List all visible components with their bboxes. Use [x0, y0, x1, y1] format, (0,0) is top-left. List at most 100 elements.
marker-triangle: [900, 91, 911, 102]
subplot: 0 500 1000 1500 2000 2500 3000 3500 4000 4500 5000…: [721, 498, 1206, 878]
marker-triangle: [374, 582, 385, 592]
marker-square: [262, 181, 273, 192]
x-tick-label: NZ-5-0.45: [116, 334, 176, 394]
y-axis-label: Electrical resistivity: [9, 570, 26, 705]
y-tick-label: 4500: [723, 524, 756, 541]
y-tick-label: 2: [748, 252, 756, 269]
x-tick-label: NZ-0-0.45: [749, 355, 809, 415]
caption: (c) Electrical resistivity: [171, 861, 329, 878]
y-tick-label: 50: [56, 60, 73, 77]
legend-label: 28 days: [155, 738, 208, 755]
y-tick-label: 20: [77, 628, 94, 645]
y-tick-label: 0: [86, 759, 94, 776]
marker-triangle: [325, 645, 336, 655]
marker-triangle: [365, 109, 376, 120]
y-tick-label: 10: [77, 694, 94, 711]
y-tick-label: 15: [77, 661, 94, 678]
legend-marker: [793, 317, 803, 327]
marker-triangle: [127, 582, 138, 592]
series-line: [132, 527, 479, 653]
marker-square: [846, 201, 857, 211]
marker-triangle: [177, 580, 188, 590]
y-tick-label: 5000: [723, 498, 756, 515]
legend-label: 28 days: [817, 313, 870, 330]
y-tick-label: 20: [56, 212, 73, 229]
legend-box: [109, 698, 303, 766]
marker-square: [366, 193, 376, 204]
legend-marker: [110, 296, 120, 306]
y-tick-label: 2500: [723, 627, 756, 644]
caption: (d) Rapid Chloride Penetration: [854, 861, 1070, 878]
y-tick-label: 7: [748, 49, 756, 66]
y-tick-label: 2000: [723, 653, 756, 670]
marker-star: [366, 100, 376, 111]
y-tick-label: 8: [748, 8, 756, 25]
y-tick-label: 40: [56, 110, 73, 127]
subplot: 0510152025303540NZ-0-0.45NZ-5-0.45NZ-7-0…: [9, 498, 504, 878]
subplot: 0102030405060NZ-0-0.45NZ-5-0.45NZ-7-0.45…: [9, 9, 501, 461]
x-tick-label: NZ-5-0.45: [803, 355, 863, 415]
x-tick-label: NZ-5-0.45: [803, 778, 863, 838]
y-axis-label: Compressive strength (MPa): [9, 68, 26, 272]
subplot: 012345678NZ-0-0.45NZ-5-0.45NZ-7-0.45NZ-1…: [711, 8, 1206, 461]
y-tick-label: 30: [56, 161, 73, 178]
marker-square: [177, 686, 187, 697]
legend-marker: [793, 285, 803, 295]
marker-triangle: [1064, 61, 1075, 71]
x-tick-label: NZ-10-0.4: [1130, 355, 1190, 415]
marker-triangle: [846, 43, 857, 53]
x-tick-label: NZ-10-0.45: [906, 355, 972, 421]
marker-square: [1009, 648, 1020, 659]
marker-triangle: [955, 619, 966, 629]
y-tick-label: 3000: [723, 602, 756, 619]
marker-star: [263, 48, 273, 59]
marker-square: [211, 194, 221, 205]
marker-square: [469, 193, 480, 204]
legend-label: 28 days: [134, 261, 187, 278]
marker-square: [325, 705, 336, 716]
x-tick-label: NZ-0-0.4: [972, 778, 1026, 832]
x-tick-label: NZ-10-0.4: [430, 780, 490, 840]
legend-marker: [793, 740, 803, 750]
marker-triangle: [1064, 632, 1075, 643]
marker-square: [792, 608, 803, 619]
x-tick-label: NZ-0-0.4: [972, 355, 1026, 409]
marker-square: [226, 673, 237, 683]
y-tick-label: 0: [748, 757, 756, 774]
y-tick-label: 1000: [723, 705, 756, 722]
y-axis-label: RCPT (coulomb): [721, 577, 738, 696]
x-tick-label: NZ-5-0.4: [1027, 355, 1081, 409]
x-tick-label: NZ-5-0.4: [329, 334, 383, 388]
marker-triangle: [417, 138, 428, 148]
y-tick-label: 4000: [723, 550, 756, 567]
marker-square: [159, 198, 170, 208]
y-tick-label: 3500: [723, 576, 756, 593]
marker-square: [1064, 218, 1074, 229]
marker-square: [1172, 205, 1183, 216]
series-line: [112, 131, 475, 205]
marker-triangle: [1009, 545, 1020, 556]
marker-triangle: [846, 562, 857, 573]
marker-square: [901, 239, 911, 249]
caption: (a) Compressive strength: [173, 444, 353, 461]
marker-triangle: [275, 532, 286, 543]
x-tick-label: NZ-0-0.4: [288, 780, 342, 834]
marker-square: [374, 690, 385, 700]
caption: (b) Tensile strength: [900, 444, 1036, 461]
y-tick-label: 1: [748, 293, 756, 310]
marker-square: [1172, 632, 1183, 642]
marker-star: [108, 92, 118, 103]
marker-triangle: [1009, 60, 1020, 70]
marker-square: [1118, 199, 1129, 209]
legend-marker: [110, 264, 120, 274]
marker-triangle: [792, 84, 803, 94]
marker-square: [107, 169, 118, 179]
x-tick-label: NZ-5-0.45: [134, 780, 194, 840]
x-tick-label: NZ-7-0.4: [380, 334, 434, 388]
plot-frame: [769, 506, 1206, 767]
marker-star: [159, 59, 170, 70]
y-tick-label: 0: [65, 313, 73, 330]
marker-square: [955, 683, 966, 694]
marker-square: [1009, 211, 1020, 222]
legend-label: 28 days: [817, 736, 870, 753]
----------------------------------------
YOUR OBJECTIVE. Copy the material above line for line, keeping every character unchanged.

WRITTEN RESPONSE.
List all visible components with their bboxes. Use [x0, y0, x1, y1] format, (0,0) is top-left. List at most 100 elements.
marker-triangle: [900, 91, 911, 102]
subplot: 0 500 1000 1500 2000 2500 3000 3500 4000 4500 5000…: [721, 498, 1206, 878]
marker-triangle: [374, 582, 385, 592]
marker-square: [262, 181, 273, 192]
x-tick-label: NZ-5-0.45: [116, 334, 176, 394]
y-axis-label: Electrical resistivity: [9, 570, 26, 705]
y-tick-label: 4500: [723, 524, 756, 541]
y-tick-label: 2: [748, 252, 756, 269]
x-tick-label: NZ-0-0.45: [749, 355, 809, 415]
caption: (c) Electrical resistivity: [171, 861, 329, 878]
y-tick-label: 50: [56, 60, 73, 77]
legend-label: 28 days: [155, 738, 208, 755]
y-tick-label: 20: [77, 628, 94, 645]
y-tick-label: 0: [86, 759, 94, 776]
marker-triangle: [325, 645, 336, 655]
marker-triangle: [365, 109, 376, 120]
y-tick-label: 10: [77, 694, 94, 711]
y-tick-label: 15: [77, 661, 94, 678]
legend-marker: [793, 317, 803, 327]
marker-triangle: [127, 582, 138, 592]
series-line: [132, 527, 479, 653]
marker-square: [846, 201, 857, 211]
marker-triangle: [177, 580, 188, 590]
y-tick-label: 5000: [723, 498, 756, 515]
legend-label: 28 days: [817, 313, 870, 330]
y-tick-label: 20: [56, 212, 73, 229]
legend-box: [109, 698, 303, 766]
marker-square: [366, 193, 376, 204]
legend-marker: [110, 296, 120, 306]
y-tick-label: 2500: [723, 627, 756, 644]
caption: (d) Rapid Chloride Penetration: [854, 861, 1070, 878]
y-tick-label: 7: [748, 49, 756, 66]
y-tick-label: 2000: [723, 653, 756, 670]
marker-star: [366, 100, 376, 111]
y-tick-label: 8: [748, 8, 756, 25]
y-tick-label: 40: [56, 110, 73, 127]
subplot: 0510152025303540NZ-0-0.45NZ-5-0.45NZ-7-0…: [9, 498, 504, 878]
subplot: 0102030405060NZ-0-0.45NZ-5-0.45NZ-7-0.45…: [9, 9, 501, 461]
x-tick-label: NZ-5-0.45: [803, 355, 863, 415]
x-tick-label: NZ-5-0.45: [803, 778, 863, 838]
y-axis-label: Compressive strength (MPa): [9, 68, 26, 272]
subplot: 012345678NZ-0-0.45NZ-5-0.45NZ-7-0.45NZ-1…: [711, 8, 1206, 461]
y-tick-label: 30: [56, 161, 73, 178]
marker-square: [177, 686, 187, 697]
legend-marker: [793, 285, 803, 295]
marker-triangle: [1064, 61, 1075, 71]
x-tick-label: NZ-10-0.4: [1130, 355, 1190, 415]
marker-triangle: [846, 43, 857, 53]
x-tick-label: NZ-10-0.45: [906, 355, 972, 421]
marker-square: [1009, 648, 1020, 659]
marker-triangle: [955, 619, 966, 629]
y-tick-label: 3000: [723, 602, 756, 619]
marker-star: [263, 48, 273, 59]
marker-square: [211, 194, 221, 205]
marker-square: [469, 193, 480, 204]
legend-label: 28 days: [134, 261, 187, 278]
marker-square: [325, 705, 336, 716]
x-tick-label: NZ-0-0.4: [972, 778, 1026, 832]
x-tick-label: NZ-10-0.4: [430, 780, 490, 840]
legend-marker: [793, 740, 803, 750]
marker-triangle: [1064, 632, 1075, 643]
marker-square: [792, 608, 803, 619]
x-tick-label: NZ-0-0.4: [972, 355, 1026, 409]
marker-square: [226, 673, 237, 683]
y-tick-label: 0: [748, 757, 756, 774]
y-tick-label: 1000: [723, 705, 756, 722]
y-axis-label: RCPT (coulomb): [721, 577, 738, 696]
x-tick-label: NZ-5-0.4: [1027, 355, 1081, 409]
x-tick-label: NZ-5-0.4: [329, 334, 383, 388]
marker-triangle: [417, 138, 428, 148]
y-tick-label: 4000: [723, 550, 756, 567]
marker-square: [159, 198, 170, 208]
y-tick-label: 3500: [723, 576, 756, 593]
marker-square: [1064, 218, 1074, 229]
marker-square: [1172, 205, 1183, 216]
series-line: [112, 131, 475, 205]
marker-triangle: [1009, 545, 1020, 556]
marker-triangle: [846, 562, 857, 573]
marker-square: [901, 239, 911, 249]
caption: (a) Compressive strength: [173, 444, 353, 461]
marker-triangle: [275, 532, 286, 543]
x-tick-label: NZ-0-0.4: [288, 780, 342, 834]
marker-square: [374, 690, 385, 700]
caption: (b) Tensile strength: [900, 444, 1036, 461]
y-tick-label: 1: [748, 293, 756, 310]
marker-square: [1172, 632, 1183, 642]
marker-star: [108, 92, 118, 103]
marker-triangle: [1009, 60, 1020, 70]
marker-square: [1118, 199, 1129, 209]
legend-marker: [110, 264, 120, 274]
marker-triangle: [792, 84, 803, 94]
marker-square: [107, 169, 118, 179]
x-tick-label: NZ-5-0.45: [134, 780, 194, 840]
x-tick-label: NZ-7-0.4: [380, 334, 434, 388]
plot-frame: [769, 506, 1206, 767]
marker-star: [159, 59, 170, 70]
y-tick-label: 0: [65, 313, 73, 330]
marker-square: [955, 683, 966, 694]
marker-square: [1009, 211, 1020, 222]
legend-label: 28 days: [817, 736, 870, 753]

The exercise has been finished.